**GIVEN INSTRUCTION**
Sort through the entries below and pull out lines containing the word "Interest".

**MATERIAL SUPPLIED**
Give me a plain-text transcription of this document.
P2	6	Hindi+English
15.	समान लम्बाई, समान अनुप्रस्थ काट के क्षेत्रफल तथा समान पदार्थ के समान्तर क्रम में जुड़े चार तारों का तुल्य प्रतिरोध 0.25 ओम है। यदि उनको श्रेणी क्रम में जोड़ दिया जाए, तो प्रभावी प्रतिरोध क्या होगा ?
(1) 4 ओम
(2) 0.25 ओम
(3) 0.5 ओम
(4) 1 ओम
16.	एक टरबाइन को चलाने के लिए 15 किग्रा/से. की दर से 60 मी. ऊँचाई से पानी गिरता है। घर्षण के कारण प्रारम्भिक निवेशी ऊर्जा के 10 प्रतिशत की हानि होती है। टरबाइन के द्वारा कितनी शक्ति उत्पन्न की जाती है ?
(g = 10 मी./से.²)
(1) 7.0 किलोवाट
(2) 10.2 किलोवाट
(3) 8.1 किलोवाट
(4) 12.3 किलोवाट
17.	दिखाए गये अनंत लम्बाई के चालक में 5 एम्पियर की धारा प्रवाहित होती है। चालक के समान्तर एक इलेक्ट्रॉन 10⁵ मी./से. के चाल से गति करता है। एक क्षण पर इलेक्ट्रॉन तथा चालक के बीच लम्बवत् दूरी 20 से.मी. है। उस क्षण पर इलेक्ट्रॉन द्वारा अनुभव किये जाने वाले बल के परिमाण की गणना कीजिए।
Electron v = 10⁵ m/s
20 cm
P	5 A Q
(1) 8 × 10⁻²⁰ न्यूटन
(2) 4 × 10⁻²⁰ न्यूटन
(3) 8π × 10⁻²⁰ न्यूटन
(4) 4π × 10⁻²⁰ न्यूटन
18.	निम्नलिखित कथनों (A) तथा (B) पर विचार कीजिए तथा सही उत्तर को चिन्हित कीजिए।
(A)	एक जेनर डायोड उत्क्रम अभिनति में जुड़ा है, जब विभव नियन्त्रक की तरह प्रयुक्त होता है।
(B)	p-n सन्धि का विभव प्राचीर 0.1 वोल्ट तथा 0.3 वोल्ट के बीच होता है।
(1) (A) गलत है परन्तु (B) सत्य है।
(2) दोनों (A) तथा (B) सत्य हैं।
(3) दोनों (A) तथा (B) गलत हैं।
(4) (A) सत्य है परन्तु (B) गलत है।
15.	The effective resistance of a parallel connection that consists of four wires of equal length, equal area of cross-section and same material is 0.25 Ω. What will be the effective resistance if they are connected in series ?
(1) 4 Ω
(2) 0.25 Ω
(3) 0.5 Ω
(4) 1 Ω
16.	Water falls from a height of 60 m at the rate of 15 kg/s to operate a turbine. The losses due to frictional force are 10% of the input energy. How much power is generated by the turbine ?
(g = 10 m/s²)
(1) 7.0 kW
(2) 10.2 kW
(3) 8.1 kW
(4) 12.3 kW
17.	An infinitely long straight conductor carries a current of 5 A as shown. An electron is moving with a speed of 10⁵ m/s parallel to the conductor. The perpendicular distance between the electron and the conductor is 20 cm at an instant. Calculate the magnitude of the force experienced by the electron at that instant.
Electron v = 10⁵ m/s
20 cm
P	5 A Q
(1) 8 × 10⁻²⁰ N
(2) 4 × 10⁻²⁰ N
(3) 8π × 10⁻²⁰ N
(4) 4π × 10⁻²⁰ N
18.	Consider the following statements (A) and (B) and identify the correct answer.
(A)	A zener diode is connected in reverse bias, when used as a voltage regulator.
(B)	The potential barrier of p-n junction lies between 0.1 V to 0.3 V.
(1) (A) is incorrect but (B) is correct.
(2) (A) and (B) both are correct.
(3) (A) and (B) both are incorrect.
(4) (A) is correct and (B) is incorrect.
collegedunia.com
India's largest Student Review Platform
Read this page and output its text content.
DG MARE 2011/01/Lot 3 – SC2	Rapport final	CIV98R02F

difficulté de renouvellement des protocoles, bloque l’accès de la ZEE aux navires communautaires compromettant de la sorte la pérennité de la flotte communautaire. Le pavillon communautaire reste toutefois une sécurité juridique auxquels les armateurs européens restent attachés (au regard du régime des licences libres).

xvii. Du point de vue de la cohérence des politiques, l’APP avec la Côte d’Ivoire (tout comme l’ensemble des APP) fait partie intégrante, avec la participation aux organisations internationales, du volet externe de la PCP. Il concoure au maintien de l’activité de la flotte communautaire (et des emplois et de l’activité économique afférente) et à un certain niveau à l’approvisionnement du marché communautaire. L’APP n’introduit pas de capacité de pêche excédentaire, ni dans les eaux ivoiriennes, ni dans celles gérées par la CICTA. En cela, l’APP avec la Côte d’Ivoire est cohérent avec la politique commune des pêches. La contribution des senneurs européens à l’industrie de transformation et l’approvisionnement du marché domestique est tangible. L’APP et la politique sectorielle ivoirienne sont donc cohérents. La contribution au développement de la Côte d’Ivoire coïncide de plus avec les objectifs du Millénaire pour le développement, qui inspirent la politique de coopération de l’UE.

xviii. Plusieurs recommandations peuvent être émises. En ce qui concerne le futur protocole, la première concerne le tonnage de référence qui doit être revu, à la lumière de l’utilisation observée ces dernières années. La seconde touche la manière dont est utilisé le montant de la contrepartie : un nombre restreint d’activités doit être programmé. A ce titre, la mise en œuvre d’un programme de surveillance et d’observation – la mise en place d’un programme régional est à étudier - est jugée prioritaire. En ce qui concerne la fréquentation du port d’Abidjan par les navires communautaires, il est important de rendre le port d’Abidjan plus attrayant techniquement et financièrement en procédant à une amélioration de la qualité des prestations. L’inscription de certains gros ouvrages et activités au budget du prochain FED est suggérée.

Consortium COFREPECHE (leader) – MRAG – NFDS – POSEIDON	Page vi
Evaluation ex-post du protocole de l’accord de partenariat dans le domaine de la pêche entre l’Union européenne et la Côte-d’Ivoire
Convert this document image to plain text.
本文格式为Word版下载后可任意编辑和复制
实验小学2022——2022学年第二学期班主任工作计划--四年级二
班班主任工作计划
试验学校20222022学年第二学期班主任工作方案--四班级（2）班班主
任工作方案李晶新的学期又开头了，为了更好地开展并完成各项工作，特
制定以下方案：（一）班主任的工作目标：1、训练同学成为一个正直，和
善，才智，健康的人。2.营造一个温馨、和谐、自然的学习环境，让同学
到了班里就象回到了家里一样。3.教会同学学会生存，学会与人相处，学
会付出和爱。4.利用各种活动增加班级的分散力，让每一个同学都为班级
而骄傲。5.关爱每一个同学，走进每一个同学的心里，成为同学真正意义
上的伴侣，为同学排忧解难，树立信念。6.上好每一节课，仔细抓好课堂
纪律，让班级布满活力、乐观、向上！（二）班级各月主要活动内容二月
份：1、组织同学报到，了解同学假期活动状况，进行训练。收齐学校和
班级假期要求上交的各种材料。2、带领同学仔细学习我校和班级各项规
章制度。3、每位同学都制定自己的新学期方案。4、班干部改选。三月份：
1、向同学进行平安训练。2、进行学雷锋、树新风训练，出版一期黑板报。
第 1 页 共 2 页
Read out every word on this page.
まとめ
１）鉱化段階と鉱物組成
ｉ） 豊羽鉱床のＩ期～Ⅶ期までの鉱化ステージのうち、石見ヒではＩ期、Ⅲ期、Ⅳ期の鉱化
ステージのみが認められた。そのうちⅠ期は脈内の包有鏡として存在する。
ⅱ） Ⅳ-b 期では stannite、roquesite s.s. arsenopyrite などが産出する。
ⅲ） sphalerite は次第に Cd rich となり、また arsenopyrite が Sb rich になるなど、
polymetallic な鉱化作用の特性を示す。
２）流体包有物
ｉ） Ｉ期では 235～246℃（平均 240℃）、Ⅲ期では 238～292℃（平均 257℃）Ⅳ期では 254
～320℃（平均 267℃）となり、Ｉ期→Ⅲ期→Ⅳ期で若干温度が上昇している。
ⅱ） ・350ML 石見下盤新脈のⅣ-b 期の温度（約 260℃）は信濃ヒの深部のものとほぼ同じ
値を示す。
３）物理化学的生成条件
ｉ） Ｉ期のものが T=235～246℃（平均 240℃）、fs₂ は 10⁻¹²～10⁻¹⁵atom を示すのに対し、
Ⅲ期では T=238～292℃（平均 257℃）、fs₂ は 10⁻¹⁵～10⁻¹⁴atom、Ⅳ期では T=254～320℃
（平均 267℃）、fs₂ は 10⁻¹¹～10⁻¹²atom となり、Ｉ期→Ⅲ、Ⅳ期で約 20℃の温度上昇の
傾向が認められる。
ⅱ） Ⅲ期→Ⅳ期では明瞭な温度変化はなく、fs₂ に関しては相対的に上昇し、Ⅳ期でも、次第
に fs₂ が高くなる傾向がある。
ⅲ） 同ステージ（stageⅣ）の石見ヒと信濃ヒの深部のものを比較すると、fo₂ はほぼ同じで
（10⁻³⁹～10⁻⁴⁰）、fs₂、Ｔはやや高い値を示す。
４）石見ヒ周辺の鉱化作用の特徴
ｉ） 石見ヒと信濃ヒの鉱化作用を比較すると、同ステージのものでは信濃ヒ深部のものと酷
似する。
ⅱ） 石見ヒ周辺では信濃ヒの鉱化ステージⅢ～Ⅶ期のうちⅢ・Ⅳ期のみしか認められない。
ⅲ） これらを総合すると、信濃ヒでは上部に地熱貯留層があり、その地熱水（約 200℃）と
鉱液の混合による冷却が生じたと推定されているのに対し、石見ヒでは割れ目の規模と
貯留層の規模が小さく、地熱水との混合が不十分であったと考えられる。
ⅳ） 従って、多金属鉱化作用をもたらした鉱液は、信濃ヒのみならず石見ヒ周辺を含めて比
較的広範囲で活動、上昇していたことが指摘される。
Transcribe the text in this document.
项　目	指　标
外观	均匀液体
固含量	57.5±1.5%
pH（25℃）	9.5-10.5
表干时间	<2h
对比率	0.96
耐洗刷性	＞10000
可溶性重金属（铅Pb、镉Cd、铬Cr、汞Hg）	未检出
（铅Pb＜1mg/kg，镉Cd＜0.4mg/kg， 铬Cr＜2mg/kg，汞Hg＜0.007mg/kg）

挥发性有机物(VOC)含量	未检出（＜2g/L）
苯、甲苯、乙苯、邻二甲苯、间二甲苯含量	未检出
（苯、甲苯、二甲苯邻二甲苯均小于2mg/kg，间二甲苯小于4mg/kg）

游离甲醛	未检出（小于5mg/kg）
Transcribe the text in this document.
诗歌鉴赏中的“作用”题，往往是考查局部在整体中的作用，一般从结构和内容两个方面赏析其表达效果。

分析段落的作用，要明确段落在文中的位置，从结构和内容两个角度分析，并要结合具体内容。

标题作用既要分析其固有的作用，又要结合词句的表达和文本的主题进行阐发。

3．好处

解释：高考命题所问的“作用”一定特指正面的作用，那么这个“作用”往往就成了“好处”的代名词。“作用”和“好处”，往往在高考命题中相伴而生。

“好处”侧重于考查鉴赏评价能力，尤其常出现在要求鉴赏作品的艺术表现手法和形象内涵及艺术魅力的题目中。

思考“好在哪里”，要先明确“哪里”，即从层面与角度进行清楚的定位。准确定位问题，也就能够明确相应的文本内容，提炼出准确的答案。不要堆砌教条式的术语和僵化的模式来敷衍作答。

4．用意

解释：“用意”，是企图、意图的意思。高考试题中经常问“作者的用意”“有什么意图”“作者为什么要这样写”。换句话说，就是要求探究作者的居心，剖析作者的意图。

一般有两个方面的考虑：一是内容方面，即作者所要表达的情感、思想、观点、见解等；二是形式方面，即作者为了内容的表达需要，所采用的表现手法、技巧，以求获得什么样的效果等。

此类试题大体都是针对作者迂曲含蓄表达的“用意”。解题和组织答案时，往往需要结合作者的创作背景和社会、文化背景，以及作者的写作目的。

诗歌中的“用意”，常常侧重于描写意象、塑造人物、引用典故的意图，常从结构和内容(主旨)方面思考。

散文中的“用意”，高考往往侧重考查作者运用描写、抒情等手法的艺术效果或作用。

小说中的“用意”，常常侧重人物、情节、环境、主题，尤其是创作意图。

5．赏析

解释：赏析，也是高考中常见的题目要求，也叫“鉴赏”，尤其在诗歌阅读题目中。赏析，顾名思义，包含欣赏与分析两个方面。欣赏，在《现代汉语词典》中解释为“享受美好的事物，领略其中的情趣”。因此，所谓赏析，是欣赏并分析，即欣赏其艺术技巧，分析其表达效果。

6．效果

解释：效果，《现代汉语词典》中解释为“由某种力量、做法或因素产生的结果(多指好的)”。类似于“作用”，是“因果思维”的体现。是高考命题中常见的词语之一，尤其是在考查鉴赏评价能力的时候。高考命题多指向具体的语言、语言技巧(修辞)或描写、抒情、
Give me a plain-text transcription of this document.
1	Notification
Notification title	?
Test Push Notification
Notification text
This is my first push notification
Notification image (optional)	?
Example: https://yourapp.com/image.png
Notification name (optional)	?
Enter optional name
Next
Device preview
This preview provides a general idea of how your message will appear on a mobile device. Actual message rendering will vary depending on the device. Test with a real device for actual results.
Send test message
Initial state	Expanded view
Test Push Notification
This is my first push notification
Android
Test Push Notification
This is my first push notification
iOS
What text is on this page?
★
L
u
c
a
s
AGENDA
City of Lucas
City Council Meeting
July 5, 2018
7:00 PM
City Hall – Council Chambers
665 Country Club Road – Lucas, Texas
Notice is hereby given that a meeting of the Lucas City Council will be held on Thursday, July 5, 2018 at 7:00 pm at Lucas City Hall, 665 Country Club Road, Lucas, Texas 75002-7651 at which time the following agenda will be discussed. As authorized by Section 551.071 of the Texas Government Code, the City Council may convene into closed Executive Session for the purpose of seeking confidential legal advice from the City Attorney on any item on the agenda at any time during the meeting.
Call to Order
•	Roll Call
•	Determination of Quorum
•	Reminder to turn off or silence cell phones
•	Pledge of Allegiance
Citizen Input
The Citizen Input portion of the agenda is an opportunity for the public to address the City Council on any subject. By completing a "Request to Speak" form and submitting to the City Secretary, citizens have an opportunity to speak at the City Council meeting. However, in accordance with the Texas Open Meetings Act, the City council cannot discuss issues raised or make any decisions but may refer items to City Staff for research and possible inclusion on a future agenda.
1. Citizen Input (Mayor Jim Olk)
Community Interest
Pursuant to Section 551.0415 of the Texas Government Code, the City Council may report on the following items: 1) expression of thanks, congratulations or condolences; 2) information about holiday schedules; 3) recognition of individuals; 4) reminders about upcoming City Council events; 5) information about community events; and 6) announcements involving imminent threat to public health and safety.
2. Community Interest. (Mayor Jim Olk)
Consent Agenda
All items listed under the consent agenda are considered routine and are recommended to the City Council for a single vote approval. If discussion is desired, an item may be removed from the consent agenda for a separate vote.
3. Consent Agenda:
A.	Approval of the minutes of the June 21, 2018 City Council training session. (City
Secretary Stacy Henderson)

**CORRECT ANSWER**
Community Interest
2. Community Interest. (Mayor Jim Olk)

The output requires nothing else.